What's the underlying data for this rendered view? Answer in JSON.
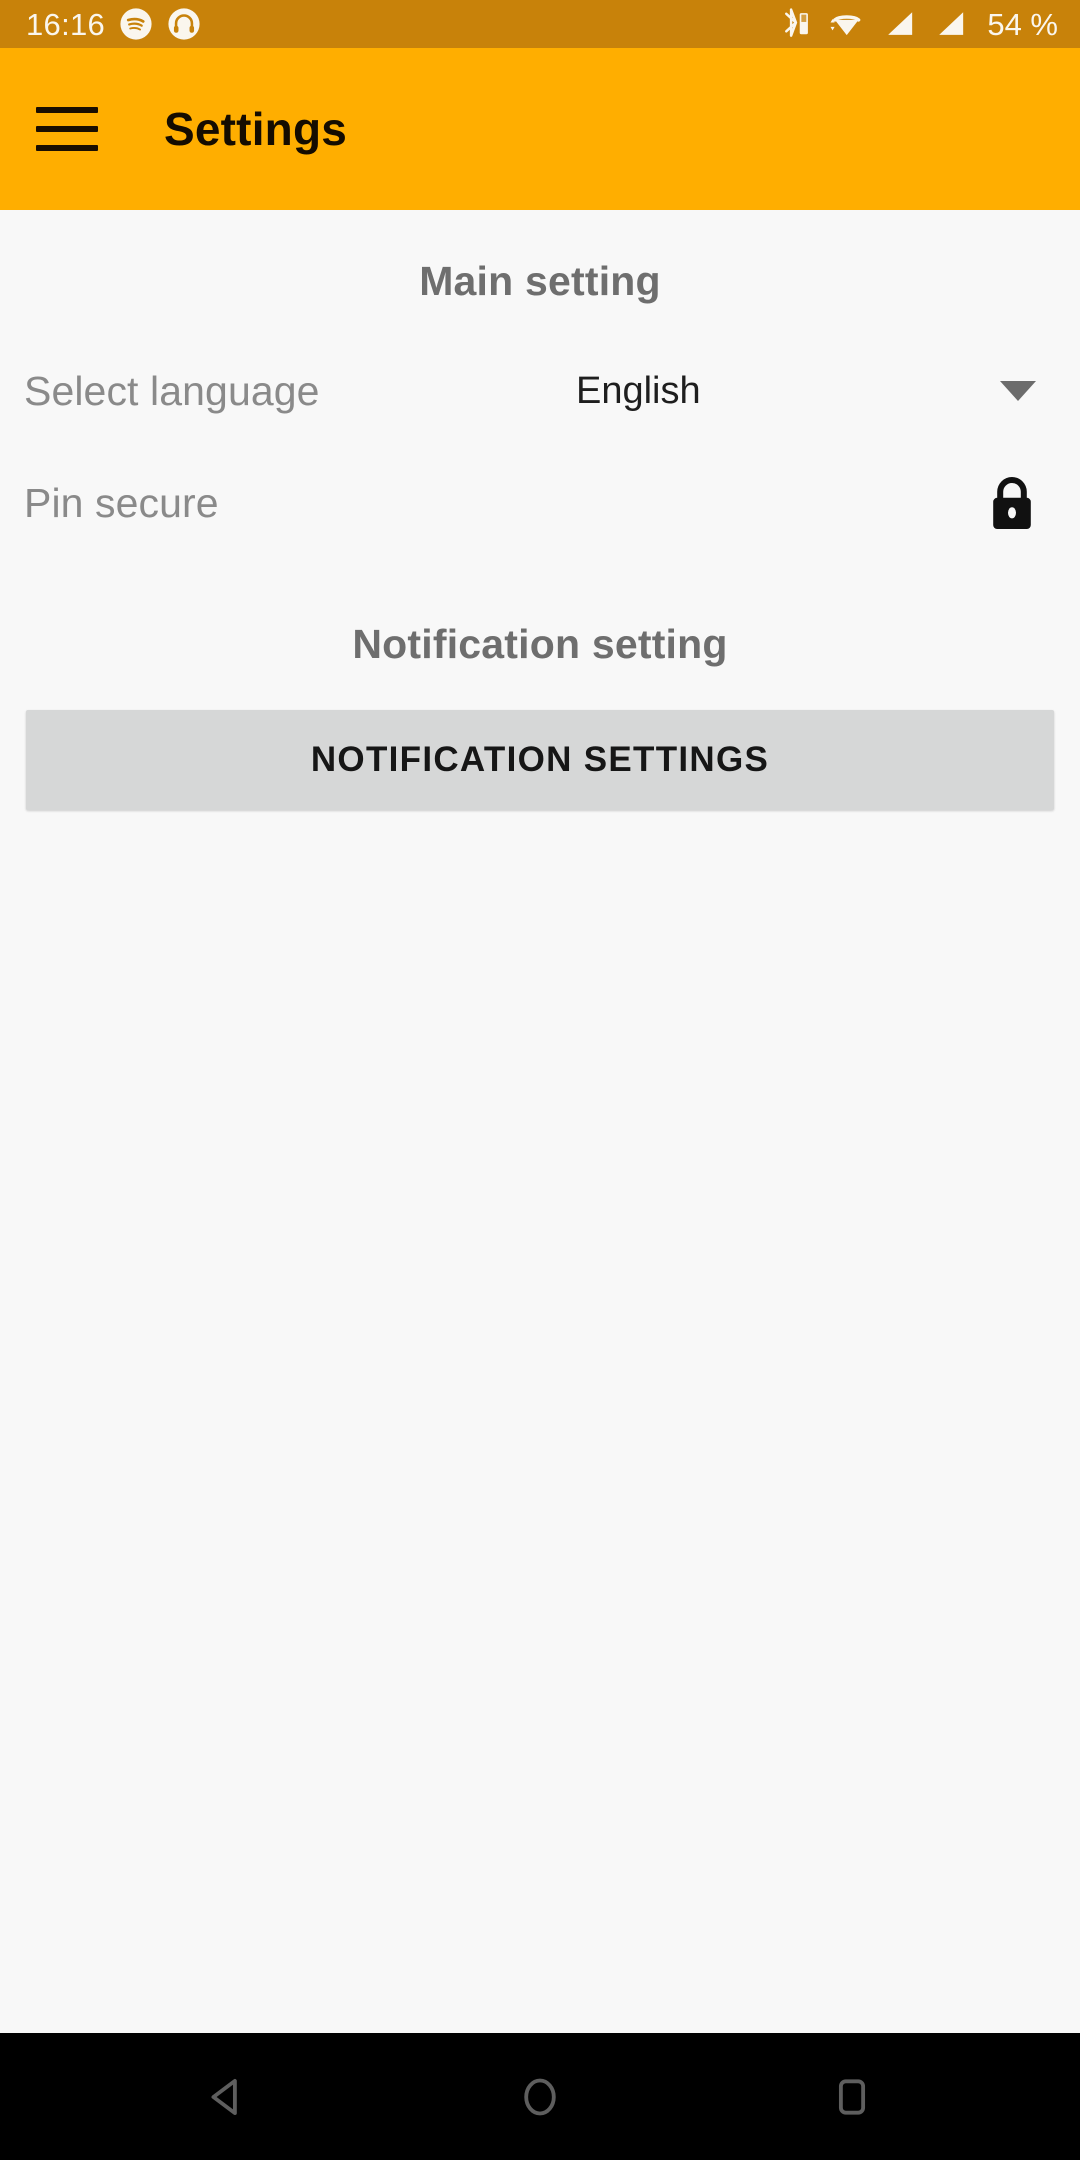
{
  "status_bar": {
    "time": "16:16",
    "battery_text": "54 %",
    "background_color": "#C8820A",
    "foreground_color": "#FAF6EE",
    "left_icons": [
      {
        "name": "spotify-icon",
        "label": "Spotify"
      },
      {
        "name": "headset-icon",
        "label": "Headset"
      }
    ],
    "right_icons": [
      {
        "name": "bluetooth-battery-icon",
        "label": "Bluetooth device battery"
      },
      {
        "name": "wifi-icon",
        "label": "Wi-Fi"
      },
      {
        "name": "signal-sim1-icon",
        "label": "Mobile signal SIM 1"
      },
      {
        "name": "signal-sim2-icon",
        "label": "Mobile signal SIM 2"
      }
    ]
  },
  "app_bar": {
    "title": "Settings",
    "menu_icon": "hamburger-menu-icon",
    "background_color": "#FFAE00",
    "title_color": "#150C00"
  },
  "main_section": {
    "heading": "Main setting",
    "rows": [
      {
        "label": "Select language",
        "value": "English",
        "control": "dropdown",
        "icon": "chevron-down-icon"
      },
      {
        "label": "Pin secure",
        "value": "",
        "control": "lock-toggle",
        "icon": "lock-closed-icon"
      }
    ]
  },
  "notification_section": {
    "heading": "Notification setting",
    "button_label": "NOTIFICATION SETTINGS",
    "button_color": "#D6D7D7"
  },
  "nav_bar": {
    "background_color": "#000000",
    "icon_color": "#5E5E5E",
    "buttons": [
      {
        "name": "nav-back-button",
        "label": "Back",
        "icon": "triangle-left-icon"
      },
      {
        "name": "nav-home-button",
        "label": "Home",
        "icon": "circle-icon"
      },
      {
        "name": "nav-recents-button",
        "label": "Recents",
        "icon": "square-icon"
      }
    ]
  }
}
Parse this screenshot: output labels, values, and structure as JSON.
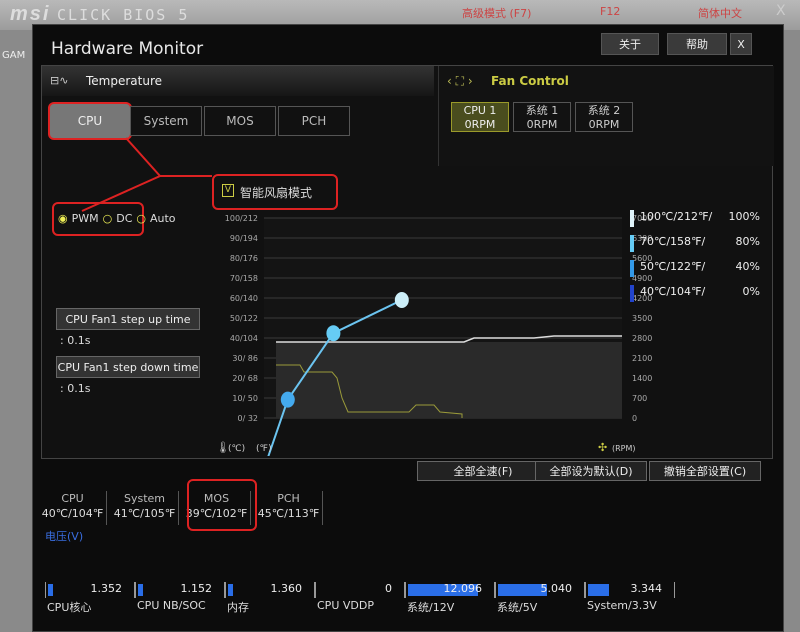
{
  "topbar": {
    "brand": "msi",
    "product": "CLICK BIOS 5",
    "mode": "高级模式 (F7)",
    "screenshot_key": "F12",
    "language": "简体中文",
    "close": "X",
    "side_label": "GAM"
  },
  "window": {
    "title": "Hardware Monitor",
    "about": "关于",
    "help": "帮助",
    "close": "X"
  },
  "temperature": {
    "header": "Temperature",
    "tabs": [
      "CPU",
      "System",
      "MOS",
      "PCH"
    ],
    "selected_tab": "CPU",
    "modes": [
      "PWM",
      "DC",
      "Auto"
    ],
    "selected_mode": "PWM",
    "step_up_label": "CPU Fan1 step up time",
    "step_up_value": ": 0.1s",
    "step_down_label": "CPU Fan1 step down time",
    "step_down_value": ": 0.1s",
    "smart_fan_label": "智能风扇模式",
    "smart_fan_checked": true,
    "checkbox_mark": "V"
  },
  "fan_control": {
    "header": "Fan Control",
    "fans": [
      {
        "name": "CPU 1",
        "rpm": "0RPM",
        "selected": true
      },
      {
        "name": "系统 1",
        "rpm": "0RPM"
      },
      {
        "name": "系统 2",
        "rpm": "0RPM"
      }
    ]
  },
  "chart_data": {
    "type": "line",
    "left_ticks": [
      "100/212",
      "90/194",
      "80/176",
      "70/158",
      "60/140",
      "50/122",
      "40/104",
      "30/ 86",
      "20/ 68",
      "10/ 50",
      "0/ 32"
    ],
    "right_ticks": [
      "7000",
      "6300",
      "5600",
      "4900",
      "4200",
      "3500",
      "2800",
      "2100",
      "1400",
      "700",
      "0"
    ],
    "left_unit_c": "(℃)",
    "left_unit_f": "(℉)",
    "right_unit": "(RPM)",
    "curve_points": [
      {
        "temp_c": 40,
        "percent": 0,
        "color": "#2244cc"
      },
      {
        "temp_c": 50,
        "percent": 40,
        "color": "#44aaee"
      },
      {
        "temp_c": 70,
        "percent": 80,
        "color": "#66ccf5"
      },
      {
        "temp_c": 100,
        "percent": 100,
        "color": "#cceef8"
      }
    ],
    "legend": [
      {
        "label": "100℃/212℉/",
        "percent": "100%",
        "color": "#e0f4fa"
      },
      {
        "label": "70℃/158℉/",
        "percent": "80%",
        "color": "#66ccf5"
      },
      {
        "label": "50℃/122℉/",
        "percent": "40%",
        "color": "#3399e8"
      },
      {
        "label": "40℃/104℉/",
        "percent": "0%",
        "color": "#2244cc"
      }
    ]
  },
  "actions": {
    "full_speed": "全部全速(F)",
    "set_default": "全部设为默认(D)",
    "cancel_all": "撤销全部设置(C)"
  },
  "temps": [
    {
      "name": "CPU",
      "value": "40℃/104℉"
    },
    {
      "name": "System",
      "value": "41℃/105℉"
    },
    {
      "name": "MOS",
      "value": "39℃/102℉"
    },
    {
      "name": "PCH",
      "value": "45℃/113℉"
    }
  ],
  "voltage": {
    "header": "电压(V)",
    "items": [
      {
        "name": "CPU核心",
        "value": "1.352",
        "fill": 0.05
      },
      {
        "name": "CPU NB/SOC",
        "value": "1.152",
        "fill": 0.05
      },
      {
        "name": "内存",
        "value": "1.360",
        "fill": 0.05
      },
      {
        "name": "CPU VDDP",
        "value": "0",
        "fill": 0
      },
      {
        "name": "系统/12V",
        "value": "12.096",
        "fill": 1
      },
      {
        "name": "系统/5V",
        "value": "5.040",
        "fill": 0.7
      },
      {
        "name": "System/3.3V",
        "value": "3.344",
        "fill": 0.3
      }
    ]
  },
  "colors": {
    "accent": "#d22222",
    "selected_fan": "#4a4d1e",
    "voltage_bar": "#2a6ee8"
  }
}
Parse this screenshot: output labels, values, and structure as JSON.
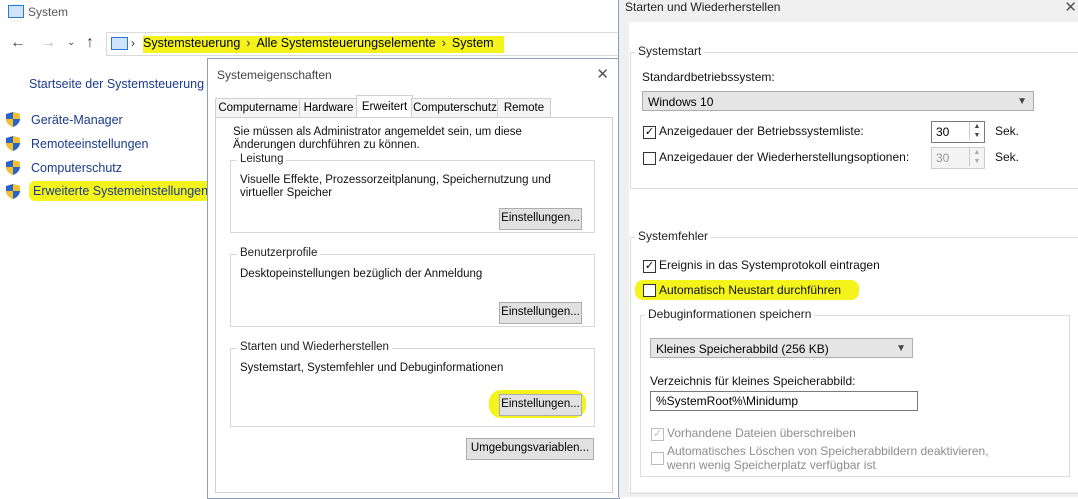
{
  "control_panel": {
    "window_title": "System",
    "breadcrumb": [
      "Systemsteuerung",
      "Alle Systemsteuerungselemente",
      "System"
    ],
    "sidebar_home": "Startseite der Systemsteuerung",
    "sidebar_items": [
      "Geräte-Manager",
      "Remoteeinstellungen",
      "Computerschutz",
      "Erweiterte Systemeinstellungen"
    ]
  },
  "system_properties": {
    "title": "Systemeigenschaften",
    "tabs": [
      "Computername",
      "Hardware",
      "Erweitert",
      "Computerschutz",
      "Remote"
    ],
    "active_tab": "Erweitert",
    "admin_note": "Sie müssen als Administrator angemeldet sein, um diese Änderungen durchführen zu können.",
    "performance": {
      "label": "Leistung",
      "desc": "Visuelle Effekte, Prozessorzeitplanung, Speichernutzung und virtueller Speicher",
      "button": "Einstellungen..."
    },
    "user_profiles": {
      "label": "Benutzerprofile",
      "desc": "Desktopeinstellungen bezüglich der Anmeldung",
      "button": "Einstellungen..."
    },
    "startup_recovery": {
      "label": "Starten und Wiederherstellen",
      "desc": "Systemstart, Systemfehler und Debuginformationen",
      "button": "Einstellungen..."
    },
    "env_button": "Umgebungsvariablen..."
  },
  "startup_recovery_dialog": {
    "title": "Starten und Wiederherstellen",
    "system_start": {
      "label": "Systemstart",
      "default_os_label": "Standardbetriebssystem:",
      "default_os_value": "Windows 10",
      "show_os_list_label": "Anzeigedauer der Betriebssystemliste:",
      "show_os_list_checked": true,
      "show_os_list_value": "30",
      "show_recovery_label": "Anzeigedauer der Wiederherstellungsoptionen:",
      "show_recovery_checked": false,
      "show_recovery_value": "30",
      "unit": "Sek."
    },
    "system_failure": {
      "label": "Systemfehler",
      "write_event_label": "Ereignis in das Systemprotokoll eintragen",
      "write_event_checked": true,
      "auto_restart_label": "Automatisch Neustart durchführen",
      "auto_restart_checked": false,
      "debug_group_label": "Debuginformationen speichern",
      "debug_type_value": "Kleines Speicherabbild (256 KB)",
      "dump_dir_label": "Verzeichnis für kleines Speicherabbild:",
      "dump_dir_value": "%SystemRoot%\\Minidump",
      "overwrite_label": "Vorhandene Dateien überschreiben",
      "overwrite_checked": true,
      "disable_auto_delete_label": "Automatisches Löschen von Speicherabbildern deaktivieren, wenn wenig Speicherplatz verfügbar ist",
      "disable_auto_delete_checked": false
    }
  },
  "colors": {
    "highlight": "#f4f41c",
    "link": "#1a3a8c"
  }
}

[Exercise prompt] Looking at the data above, how many lines hold the word "lock"? Respond with the number alone.

[Written solution] 2